# TASK TO COMPLETE
Repeat the material verbatim and drop the pictures.

# TASK DATA
★ ★ ★ ★
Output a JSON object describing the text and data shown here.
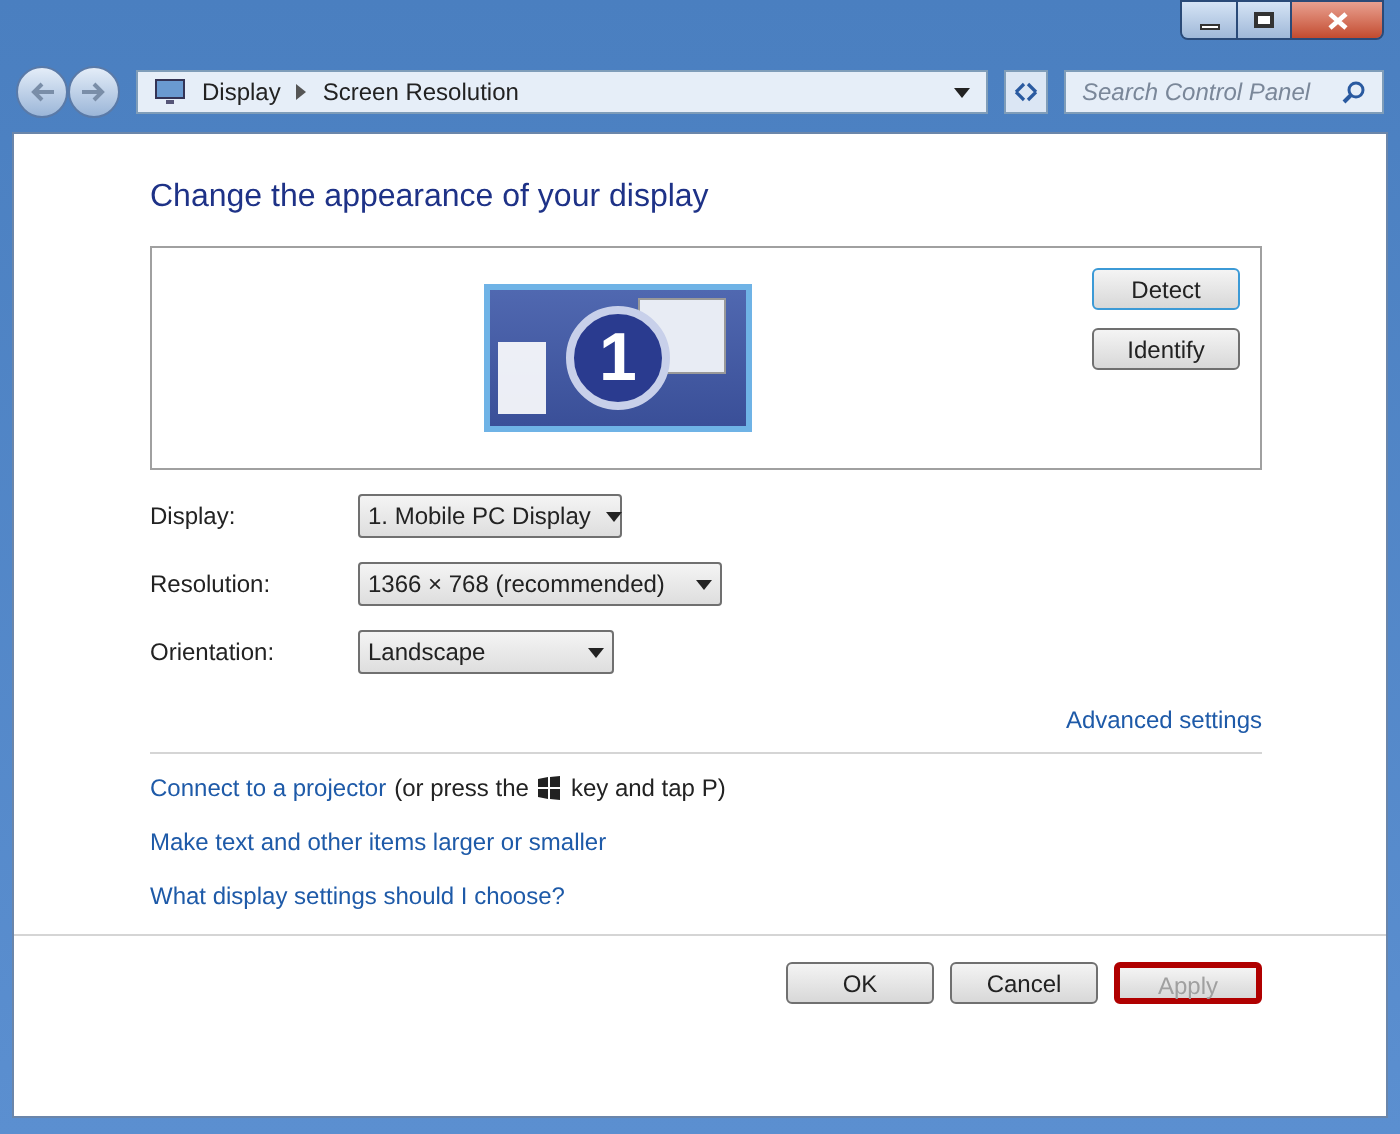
{
  "address_bar": {
    "breadcrumbs": [
      "Display",
      "Screen Resolution"
    ]
  },
  "search": {
    "placeholder": "Search Control Panel"
  },
  "heading": "Change the appearance of your display",
  "monitor": {
    "number": "1"
  },
  "monitor_buttons": [
    "Detect",
    "Identify"
  ],
  "fields": [
    {
      "label": "Display:",
      "value": "1. Mobile PC Display"
    },
    {
      "label": "Resolution:",
      "value": "1366 × 768 (recommended)"
    },
    {
      "label": "Orientation:",
      "value": "Landscape"
    }
  ],
  "advanced_link": "Advanced settings",
  "projector": {
    "link": "Connect to a projector",
    "before_key": "(or press the",
    "after_key": "key and tap P)"
  },
  "links": [
    "Make text and other items larger or smaller",
    "What display settings should I choose?"
  ],
  "buttons": [
    {
      "label": "OK",
      "disabled": false,
      "highlighted": false
    },
    {
      "label": "Cancel",
      "disabled": false,
      "highlighted": false
    },
    {
      "label": "Apply",
      "disabled": true,
      "highlighted": true
    }
  ]
}
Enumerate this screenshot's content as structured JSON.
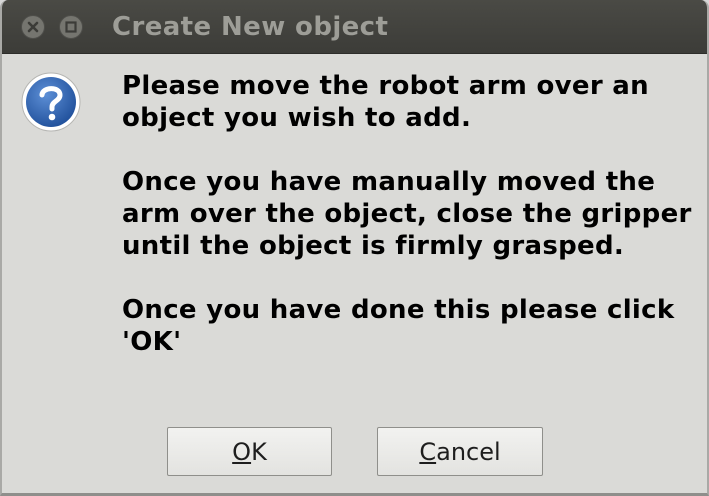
{
  "window": {
    "title": "Create New object"
  },
  "message": {
    "paragraphs": [
      "Please move the robot arm over an object you wish to add.",
      "Once you have manually moved the arm over the object, close the gripper until the object is firmly grasped.",
      "Once you have done this please click 'OK'"
    ]
  },
  "buttons": {
    "ok": {
      "mnemonic": "O",
      "rest": "K"
    },
    "cancel": {
      "mnemonic": "C",
      "rest": "ancel"
    }
  },
  "icons": {
    "close": "close-icon",
    "minimize": "minimize-icon",
    "dialog": "question-icon"
  },
  "colors": {
    "titlebar": "#3f3f3b",
    "title_text": "#9d9d97",
    "dialog_bg": "#dadad7",
    "icon_blue": "#2d5fab"
  }
}
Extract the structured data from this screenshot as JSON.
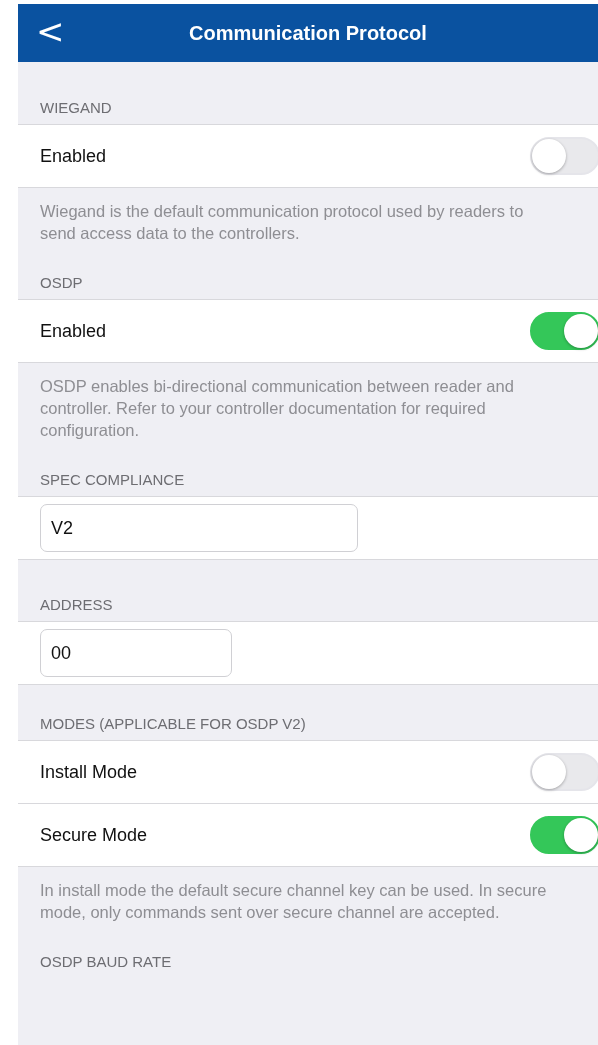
{
  "nav": {
    "back": "<",
    "title": "Communication Protocol"
  },
  "sections": [
    {
      "header": "WIEGAND",
      "rows": [
        {
          "kind": "toggle",
          "label": "Enabled",
          "on": false
        }
      ],
      "note": "Wiegand is the default communication protocol used by readers to send access data to the controllers."
    },
    {
      "header": "OSDP",
      "rows": [
        {
          "kind": "toggle",
          "label": "Enabled",
          "on": true
        }
      ],
      "note": "OSDP enables bi-directional communication between reader and controller. Refer to your controller documentation for required configuration."
    },
    {
      "header": "SPEC COMPLIANCE",
      "rows": [
        {
          "kind": "field",
          "value": "V2"
        }
      ]
    },
    {
      "header": "ADDRESS",
      "rows": [
        {
          "kind": "field",
          "value": "00"
        }
      ]
    },
    {
      "header": "MODES (APPLICABLE FOR OSDP V2)",
      "rows": [
        {
          "kind": "toggle",
          "label": "Install Mode",
          "on": false
        },
        {
          "kind": "toggle",
          "label": "Secure Mode",
          "on": true
        }
      ],
      "note": "In install mode the default secure channel key can be used. In secure mode, only commands sent over secure channel are accepted."
    },
    {
      "header": "OSDP BAUD RATE"
    }
  ]
}
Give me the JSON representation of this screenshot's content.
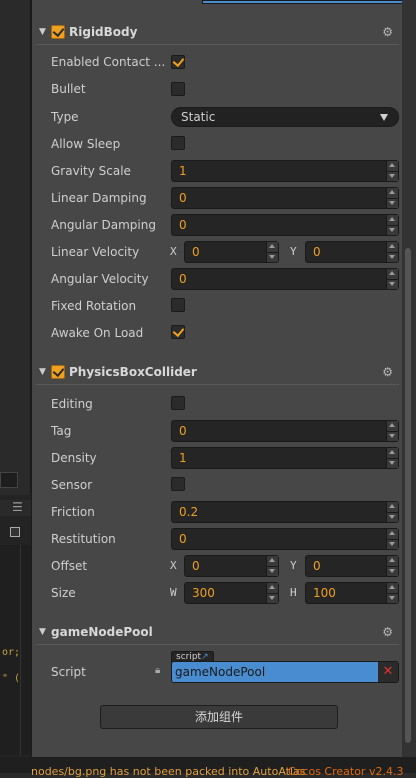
{
  "rigidbody": {
    "title": "RigidBody",
    "enabled_contact_label": "Enabled Contact ...",
    "bullet_label": "Bullet",
    "type_label": "Type",
    "type_value": "Static",
    "allow_sleep_label": "Allow Sleep",
    "gravity_scale_label": "Gravity Scale",
    "gravity_scale_value": "1",
    "linear_damping_label": "Linear Damping",
    "linear_damping_value": "0",
    "angular_damping_label": "Angular Damping",
    "angular_damping_value": "0",
    "linear_velocity_label": "Linear Velocity",
    "linear_velocity_x_axis": "X",
    "linear_velocity_x": "0",
    "linear_velocity_y_axis": "Y",
    "linear_velocity_y": "0",
    "angular_velocity_label": "Angular Velocity",
    "angular_velocity_value": "0",
    "fixed_rotation_label": "Fixed Rotation",
    "awake_on_load_label": "Awake On Load"
  },
  "box_collider": {
    "title": "PhysicsBoxCollider",
    "editing_label": "Editing",
    "tag_label": "Tag",
    "tag_value": "0",
    "density_label": "Density",
    "density_value": "1",
    "sensor_label": "Sensor",
    "friction_label": "Friction",
    "friction_value": "0.2",
    "restitution_label": "Restitution",
    "restitution_value": "0",
    "offset_label": "Offset",
    "offset_x_axis": "X",
    "offset_x": "0",
    "offset_y_axis": "Y",
    "offset_y": "0",
    "size_label": "Size",
    "size_w_axis": "W",
    "size_w": "300",
    "size_h_axis": "H",
    "size_h": "100"
  },
  "game_node_pool": {
    "title": "gameNodePool",
    "script_label": "Script",
    "script_tag": "script",
    "script_value": "gameNodePool"
  },
  "add_component_label": "添加组件",
  "status": {
    "message": "nodes/bg.png has not been packed into AutoAtlas",
    "version": "Cocos Creator v2.4.3"
  },
  "left_strip": {
    "code_line_1": "or;",
    "code_line_2": "\" ("
  },
  "colors": {
    "accent": "#f0a020",
    "selection": "#4a8cd0",
    "panel_bg": "#474747",
    "remove": "#e03030"
  }
}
★ ★ ★ ★
# SOLVED EXERCISE
Output a JSON object describing the text and data shown here.
{
  "address_bar": {
    "breadcrumbs": [
      "Display",
      "Screen Resolution"
    ]
  },
  "search": {
    "placeholder": "Search Control Panel"
  },
  "heading": "Change the appearance of your display",
  "monitor": {
    "number": "1"
  },
  "monitor_buttons": [
    "Detect",
    "Identify"
  ],
  "fields": [
    {
      "label": "Display:",
      "value": "1. Mobile PC Display"
    },
    {
      "label": "Resolution:",
      "value": "1366 × 768 (recommended)"
    },
    {
      "label": "Orientation:",
      "value": "Landscape"
    }
  ],
  "advanced_link": "Advanced settings",
  "projector": {
    "link": "Connect to a projector",
    "before_key": "(or press the",
    "after_key": "key and tap P)"
  },
  "links": [
    "Make text and other items larger or smaller",
    "What display settings should I choose?"
  ],
  "buttons": [
    {
      "label": "OK",
      "disabled": false,
      "highlighted": false
    },
    {
      "label": "Cancel",
      "disabled": false,
      "highlighted": false
    },
    {
      "label": "Apply",
      "disabled": true,
      "highlighted": true
    }
  ]
}
Enumerate this screenshot's content as structured JSON.
{
  "window": {
    "title": "Create New object"
  },
  "message": {
    "paragraphs": [
      "Please move the robot arm over an object you wish to add.",
      "Once you have manually moved the arm over the object, close the gripper until the object is firmly grasped.",
      "Once you have done this please click 'OK'"
    ]
  },
  "buttons": {
    "ok": {
      "mnemonic": "O",
      "rest": "K"
    },
    "cancel": {
      "mnemonic": "C",
      "rest": "ancel"
    }
  },
  "icons": {
    "close": "close-icon",
    "minimize": "minimize-icon",
    "dialog": "question-icon"
  },
  "colors": {
    "titlebar": "#3f3f3b",
    "title_text": "#9d9d97",
    "dialog_bg": "#dadad7",
    "icon_blue": "#2d5fab"
  }
}
Extract the structured data from this screenshot as JSON.
{
  "nav": {
    "back": "<",
    "title": "Communication Protocol"
  },
  "sections": [
    {
      "header": "WIEGAND",
      "rows": [
        {
          "kind": "toggle",
          "label": "Enabled",
          "on": false
        }
      ],
      "note": "Wiegand is the default communication protocol used by readers to send access data to the controllers."
    },
    {
      "header": "OSDP",
      "rows": [
        {
          "kind": "toggle",
          "label": "Enabled",
          "on": true
        }
      ],
      "note": "OSDP enables bi-directional communication between reader and controller. Refer to your controller documentation for required configuration."
    },
    {
      "header": "SPEC COMPLIANCE",
      "rows": [
        {
          "kind": "field",
          "value": "V2"
        }
      ]
    },
    {
      "header": "ADDRESS",
      "rows": [
        {
          "kind": "field",
          "value": "00"
        }
      ]
    },
    {
      "header": "MODES (APPLICABLE FOR OSDP V2)",
      "rows": [
        {
          "kind": "toggle",
          "label": "Install Mode",
          "on": false
        },
        {
          "kind": "toggle",
          "label": "Secure Mode",
          "on": true
        }
      ],
      "note": "In install mode the default secure channel key can be used. In secure mode, only commands sent over secure channel are accepted."
    },
    {
      "header": "OSDP BAUD RATE"
    }
  ]
}
Give me the JSON representation of this screenshot's content.
{
  "rigidbody": {
    "title": "RigidBody",
    "enabled_contact_label": "Enabled Contact ...",
    "bullet_label": "Bullet",
    "type_label": "Type",
    "type_value": "Static",
    "allow_sleep_label": "Allow Sleep",
    "gravity_scale_label": "Gravity Scale",
    "gravity_scale_value": "1",
    "linear_damping_label": "Linear Damping",
    "linear_damping_value": "0",
    "angular_damping_label": "Angular Damping",
    "angular_damping_value": "0",
    "linear_velocity_label": "Linear Velocity",
    "linear_velocity_x_axis": "X",
    "linear_velocity_x": "0",
    "linear_velocity_y_axis": "Y",
    "linear_velocity_y": "0",
    "angular_velocity_label": "Angular Velocity",
    "angular_velocity_value": "0",
    "fixed_rotation_label": "Fixed Rotation",
    "awake_on_load_label": "Awake On Load"
  },
  "box_collider": {
    "title": "PhysicsBoxCollider",
    "editing_label": "Editing",
    "tag_label": "Tag",
    "tag_value": "0",
    "density_label": "Density",
    "density_value": "1",
    "sensor_label": "Sensor",
    "friction_label": "Friction",
    "friction_value": "0.2",
    "restitution_label": "Restitution",
    "restitution_value": "0",
    "offset_label": "Offset",
    "offset_x_axis": "X",
    "offset_x": "0",
    "offset_y_axis": "Y",
    "offset_y": "0",
    "size_label": "Size",
    "size_w_axis": "W",
    "size_w": "300",
    "size_h_axis": "H",
    "size_h": "100"
  },
  "game_node_pool": {
    "title": "gameNodePool",
    "script_label": "Script",
    "script_tag": "script",
    "script_value": "gameNodePool"
  },
  "add_component_label": "添加组件",
  "status": {
    "message": "nodes/bg.png has not been packed into AutoAtlas",
    "version": "Cocos Creator v2.4.3"
  },
  "left_strip": {
    "code_line_1": "or;",
    "code_line_2": "\" ("
  },
  "colors": {
    "accent": "#f0a020",
    "selection": "#4a8cd0",
    "panel_bg": "#474747",
    "remove": "#e03030"
  }
}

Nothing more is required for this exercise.